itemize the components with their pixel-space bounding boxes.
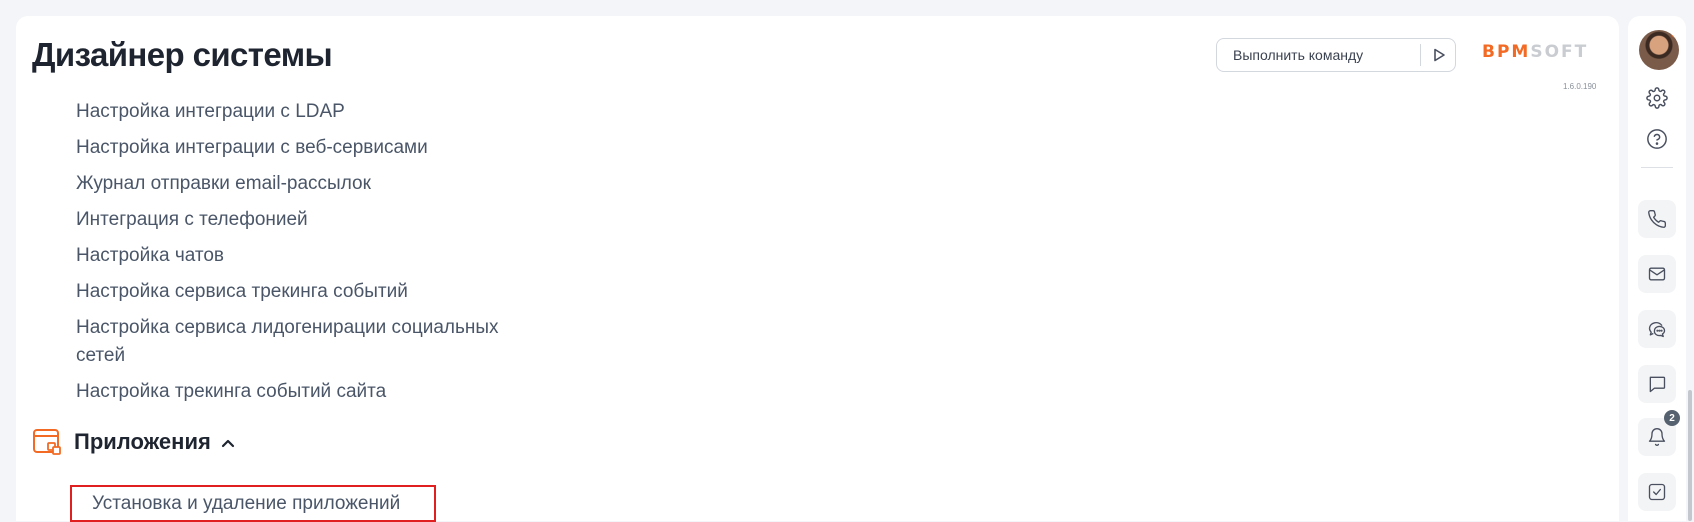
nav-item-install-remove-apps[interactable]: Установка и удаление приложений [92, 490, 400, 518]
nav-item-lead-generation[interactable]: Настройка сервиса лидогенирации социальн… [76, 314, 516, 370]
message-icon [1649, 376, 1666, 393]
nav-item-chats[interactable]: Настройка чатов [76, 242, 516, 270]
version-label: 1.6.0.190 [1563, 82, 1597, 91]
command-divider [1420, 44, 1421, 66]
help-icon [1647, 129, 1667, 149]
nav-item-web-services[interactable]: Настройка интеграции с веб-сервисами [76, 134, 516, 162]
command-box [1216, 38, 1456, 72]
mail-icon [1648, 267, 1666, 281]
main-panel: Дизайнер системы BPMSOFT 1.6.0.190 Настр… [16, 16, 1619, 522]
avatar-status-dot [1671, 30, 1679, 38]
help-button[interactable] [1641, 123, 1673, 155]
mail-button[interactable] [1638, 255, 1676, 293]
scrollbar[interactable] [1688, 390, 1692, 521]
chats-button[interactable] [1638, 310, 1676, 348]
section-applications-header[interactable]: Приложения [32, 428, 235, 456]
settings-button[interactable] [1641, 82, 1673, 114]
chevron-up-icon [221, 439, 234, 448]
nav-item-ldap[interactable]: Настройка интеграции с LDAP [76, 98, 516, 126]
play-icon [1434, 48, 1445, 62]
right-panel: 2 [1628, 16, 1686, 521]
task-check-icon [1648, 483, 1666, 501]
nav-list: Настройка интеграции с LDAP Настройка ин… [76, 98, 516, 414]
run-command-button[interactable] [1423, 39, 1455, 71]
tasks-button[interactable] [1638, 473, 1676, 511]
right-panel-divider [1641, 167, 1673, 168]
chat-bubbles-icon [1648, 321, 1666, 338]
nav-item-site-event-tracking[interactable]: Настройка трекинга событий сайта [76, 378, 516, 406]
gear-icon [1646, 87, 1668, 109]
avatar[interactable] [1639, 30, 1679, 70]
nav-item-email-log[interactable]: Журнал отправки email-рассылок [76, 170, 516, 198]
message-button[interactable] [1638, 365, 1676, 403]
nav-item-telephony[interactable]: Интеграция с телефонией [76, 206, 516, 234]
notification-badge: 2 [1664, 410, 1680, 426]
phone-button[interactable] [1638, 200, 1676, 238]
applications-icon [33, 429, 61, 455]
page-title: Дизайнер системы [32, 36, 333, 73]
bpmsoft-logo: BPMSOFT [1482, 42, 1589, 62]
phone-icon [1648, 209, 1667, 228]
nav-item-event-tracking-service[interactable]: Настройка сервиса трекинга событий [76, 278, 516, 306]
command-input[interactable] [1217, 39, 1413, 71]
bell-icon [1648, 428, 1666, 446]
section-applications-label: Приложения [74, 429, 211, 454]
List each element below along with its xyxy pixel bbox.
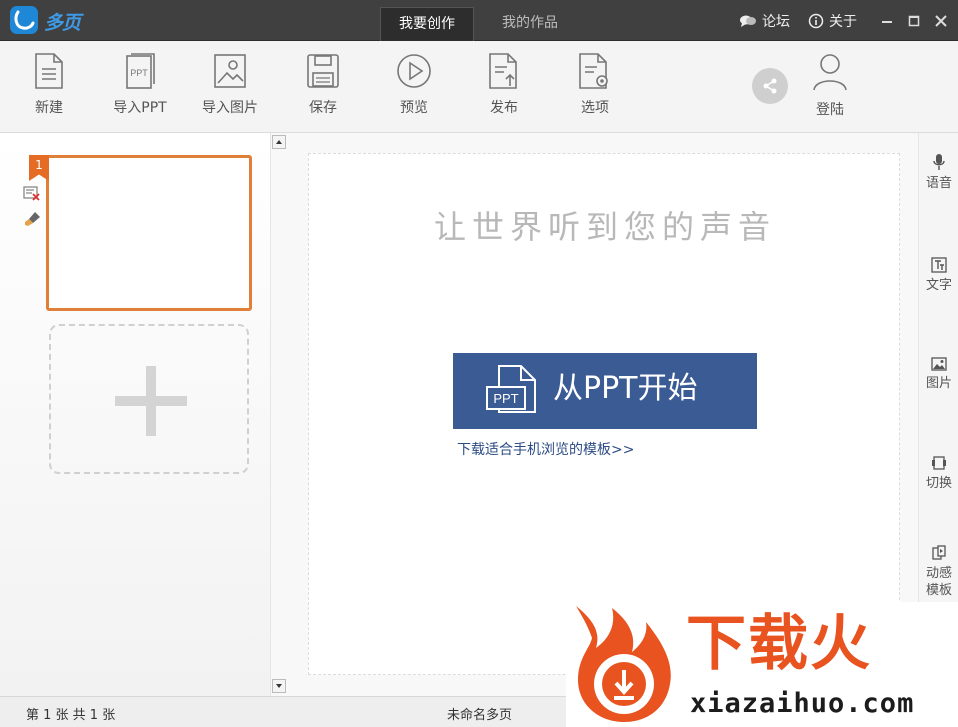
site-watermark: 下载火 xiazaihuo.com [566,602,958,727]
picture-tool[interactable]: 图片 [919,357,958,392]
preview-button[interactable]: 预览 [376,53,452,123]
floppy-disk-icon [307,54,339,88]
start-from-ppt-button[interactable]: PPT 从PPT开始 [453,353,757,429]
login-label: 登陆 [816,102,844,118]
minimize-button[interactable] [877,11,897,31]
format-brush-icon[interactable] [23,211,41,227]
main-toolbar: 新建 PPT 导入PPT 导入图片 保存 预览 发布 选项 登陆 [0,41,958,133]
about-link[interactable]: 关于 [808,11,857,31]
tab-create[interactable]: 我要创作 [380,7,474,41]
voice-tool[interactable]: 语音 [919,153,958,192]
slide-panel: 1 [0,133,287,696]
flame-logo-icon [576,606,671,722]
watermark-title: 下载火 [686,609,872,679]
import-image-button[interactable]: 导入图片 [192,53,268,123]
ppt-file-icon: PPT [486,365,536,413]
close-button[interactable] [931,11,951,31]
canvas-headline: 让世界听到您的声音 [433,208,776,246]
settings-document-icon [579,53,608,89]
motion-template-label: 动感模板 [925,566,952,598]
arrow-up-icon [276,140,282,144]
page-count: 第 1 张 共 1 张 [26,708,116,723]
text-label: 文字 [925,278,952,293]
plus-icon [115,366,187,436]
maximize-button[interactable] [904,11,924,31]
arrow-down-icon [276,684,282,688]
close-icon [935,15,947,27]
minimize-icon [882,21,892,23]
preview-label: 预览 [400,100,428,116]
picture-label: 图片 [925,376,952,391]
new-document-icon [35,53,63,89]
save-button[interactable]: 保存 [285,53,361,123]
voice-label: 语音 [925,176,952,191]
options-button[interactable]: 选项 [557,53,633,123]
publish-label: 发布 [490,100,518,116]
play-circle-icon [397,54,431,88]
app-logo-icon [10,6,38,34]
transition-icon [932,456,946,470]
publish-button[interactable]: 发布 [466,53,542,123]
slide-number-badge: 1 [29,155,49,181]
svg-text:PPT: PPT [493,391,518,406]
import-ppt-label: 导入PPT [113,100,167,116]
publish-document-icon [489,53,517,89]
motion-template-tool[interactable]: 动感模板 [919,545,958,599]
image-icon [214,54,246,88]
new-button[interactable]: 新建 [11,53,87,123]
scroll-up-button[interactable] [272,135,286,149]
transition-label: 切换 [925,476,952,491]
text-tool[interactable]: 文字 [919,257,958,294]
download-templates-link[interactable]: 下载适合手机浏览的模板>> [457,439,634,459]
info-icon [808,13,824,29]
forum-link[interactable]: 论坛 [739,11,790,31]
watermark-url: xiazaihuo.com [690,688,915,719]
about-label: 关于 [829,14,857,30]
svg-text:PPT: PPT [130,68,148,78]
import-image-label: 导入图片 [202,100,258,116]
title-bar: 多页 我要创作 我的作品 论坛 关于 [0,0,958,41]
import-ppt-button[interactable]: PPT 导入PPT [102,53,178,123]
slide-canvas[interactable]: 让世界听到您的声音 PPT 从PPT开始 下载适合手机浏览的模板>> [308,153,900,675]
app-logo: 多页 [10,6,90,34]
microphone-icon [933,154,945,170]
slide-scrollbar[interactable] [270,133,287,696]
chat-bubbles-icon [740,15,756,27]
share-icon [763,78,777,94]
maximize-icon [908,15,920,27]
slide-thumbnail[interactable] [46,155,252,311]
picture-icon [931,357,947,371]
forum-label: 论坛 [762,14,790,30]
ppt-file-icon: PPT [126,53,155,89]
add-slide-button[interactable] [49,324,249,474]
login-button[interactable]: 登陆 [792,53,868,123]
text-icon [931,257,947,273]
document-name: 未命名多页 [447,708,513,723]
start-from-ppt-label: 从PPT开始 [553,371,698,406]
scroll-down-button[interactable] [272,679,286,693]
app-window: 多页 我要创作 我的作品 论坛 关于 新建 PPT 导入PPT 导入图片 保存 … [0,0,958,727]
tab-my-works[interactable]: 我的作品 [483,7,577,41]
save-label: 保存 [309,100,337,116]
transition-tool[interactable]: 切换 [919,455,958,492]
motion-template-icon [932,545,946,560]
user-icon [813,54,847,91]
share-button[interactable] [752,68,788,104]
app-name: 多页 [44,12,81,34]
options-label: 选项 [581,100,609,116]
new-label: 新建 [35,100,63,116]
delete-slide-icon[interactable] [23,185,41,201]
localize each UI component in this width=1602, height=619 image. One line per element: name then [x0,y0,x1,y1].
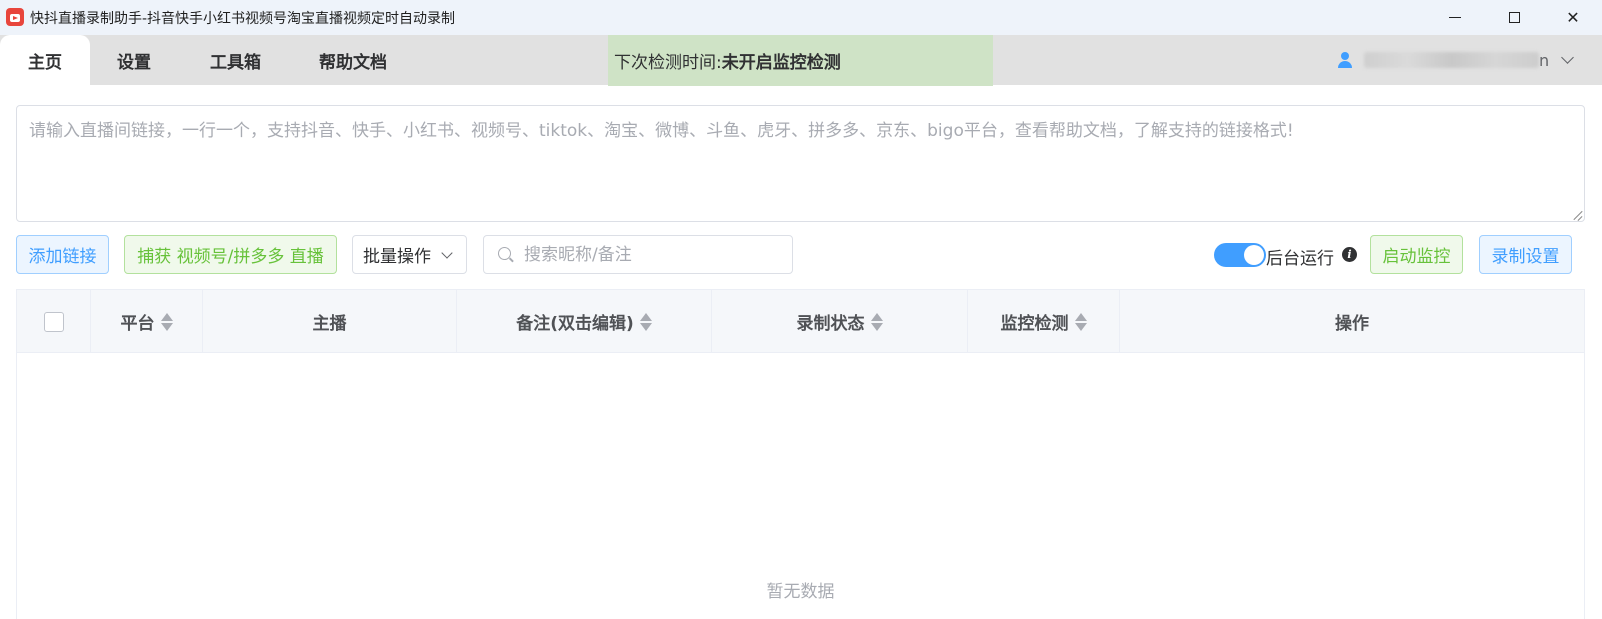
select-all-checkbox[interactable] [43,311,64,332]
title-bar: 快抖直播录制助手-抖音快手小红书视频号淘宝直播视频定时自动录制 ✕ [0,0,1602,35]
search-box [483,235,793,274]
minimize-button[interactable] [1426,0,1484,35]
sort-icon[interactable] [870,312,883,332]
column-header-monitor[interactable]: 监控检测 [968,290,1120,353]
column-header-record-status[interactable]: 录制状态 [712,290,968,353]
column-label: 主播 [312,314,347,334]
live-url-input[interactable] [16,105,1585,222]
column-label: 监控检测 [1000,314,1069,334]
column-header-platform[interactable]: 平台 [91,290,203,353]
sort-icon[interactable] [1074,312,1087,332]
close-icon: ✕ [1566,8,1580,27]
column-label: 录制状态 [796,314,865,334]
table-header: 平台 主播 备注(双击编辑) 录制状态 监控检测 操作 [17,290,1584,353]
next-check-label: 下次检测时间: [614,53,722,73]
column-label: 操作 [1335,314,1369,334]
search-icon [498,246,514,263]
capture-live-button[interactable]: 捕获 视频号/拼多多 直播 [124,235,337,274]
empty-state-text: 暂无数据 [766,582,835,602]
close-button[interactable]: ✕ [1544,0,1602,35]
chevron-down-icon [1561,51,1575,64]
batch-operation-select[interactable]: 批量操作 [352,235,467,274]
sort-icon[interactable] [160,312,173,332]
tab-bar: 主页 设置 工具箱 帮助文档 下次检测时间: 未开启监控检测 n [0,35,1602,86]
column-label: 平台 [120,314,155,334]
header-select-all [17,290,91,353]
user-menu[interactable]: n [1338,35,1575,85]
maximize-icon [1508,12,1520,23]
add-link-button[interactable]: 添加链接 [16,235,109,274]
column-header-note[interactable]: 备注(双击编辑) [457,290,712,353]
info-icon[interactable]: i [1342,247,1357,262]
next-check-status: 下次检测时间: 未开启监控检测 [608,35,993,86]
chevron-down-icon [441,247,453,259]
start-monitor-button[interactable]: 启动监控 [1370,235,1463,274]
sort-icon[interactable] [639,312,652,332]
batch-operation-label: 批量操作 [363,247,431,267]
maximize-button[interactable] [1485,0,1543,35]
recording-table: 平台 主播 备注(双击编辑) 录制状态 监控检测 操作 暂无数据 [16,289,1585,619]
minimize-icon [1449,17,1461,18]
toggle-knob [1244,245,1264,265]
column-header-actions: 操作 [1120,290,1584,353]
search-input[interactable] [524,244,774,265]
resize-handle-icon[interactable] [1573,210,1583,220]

• • • • •

▶ _Your goal_: Please put the rows from the one with "nav-item-install-remove-apps[interactable]: Установка и" to the one with "nav-item-ldap[interactable]: Настройка интеграции" into a Markdown table with two columns, No. and Text, numbering each row and leaving out blank ones.

▶ _Exercise answer_:
| No. | Text |
|---|---|
| 1 | nav-item-install-remove-apps[interactable]: Установка и удаление приложений [92, 490, 400, 518] |
| 2 | nav-item-lead-generation[interactable]: Настройка сервиса лидогенирации социальн… [76, 314, 516, 370] |
| 3 | message-icon [1649, 376, 1666, 393] |
| 4 | nav-item-chats[interactable]: Настройка чатов [76, 242, 516, 270] |
| 5 | version-label: 1.6.0.190 [1563, 82, 1597, 91] |
| 6 | command-divider [1420, 44, 1421, 66] |
| 7 | help-icon [1647, 129, 1667, 149] |
| 8 | nav-item-web-services[interactable]: Настройка интеграции с веб-сервисами [76, 134, 516, 162] |
| 9 | command-box [1216, 38, 1456, 72] |
| 10 | mail-icon [1648, 267, 1666, 281] |
| 11 | main-panel: Дизайнер системы BPMSOFT 1.6.0.190 Настр… [16, 16, 1619, 522] |
| 12 | avatar-status-dot [1671, 30, 1679, 38] |
| 13 | help-button[interactable] [1641, 123, 1673, 155] |
| 14 | mail-button[interactable] [1638, 255, 1676, 293] |
| 15 | scrollbar[interactable] [1688, 390, 1692, 521] |
| 16 | chats-button[interactable] [1638, 310, 1676, 348] |
| 17 | section-applications-header[interactable]: Приложения [32, 428, 235, 456] |
| 18 | settings-button[interactable] [1641, 82, 1673, 114] |
| 19 | chevron-up-icon [221, 439, 234, 448] |
| 20 | nav-item-ldap[interactable]: Настройка интеграции с LDAP [76, 98, 516, 126] |